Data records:
╔══

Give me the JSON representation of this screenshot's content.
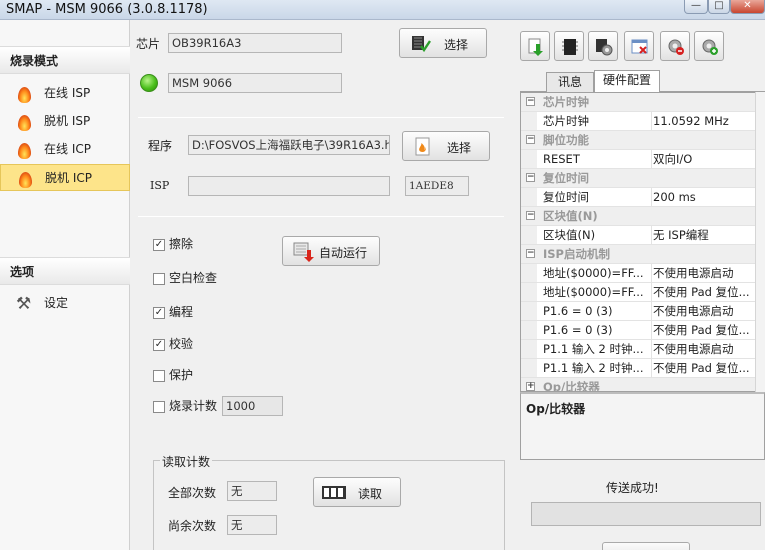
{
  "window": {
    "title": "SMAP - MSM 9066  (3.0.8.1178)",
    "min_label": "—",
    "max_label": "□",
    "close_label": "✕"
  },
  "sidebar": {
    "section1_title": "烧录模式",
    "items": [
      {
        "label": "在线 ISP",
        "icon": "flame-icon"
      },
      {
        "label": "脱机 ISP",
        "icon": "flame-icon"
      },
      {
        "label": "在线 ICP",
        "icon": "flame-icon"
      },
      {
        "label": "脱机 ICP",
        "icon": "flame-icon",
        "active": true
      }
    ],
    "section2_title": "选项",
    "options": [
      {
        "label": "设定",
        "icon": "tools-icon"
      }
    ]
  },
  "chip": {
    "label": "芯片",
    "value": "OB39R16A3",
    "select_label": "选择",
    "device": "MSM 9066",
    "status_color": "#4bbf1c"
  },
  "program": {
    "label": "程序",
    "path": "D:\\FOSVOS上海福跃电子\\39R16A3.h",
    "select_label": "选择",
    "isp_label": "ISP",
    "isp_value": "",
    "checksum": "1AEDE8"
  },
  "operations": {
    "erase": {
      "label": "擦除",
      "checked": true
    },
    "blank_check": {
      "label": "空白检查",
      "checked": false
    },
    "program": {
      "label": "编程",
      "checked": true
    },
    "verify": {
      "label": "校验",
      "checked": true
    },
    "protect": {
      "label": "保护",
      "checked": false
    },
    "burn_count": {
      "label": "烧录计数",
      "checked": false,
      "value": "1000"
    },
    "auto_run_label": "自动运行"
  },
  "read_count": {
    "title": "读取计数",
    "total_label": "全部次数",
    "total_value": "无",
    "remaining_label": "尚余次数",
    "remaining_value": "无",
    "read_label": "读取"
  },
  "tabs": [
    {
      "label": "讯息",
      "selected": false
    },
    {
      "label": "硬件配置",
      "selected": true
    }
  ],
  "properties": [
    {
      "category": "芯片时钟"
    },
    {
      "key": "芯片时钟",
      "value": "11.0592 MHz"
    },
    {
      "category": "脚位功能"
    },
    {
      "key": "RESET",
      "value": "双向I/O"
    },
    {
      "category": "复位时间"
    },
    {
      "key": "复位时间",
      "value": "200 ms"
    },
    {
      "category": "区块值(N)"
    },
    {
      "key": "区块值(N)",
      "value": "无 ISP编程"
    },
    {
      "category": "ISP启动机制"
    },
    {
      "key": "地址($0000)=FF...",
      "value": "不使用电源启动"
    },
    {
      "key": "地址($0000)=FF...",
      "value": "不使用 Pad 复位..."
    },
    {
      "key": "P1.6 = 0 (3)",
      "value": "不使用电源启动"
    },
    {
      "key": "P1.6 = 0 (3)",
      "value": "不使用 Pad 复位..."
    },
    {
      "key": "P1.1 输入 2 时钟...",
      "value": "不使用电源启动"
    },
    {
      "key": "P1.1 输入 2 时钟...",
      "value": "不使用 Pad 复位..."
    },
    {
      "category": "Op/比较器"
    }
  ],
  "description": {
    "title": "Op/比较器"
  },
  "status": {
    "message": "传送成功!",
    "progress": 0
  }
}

╚══
╔══

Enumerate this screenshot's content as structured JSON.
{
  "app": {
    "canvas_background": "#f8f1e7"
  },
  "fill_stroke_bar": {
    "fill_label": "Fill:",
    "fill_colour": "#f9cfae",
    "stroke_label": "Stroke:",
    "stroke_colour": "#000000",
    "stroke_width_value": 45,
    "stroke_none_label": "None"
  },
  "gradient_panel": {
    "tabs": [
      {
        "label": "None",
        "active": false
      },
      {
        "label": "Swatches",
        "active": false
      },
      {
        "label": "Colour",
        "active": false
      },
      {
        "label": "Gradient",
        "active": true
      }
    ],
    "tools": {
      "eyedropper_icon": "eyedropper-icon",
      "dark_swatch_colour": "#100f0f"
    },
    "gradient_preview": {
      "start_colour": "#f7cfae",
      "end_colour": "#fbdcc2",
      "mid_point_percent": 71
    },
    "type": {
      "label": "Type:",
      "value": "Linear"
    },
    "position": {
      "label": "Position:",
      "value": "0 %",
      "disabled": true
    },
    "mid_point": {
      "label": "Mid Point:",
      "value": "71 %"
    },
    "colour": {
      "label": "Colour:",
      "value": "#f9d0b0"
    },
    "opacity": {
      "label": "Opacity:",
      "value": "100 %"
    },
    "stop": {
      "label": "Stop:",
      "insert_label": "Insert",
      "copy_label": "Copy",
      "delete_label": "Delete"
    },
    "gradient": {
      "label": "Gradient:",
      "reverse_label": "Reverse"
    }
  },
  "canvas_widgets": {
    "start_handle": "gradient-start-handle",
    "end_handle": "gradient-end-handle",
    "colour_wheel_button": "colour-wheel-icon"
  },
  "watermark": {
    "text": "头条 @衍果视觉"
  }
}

╚══

The problem:
Search the lines above for the string "handle" and copy each line that has it.

Exercise response:
    "start_handle": "gradient-start-handle",
    "end_handle": "gradient-end-handle",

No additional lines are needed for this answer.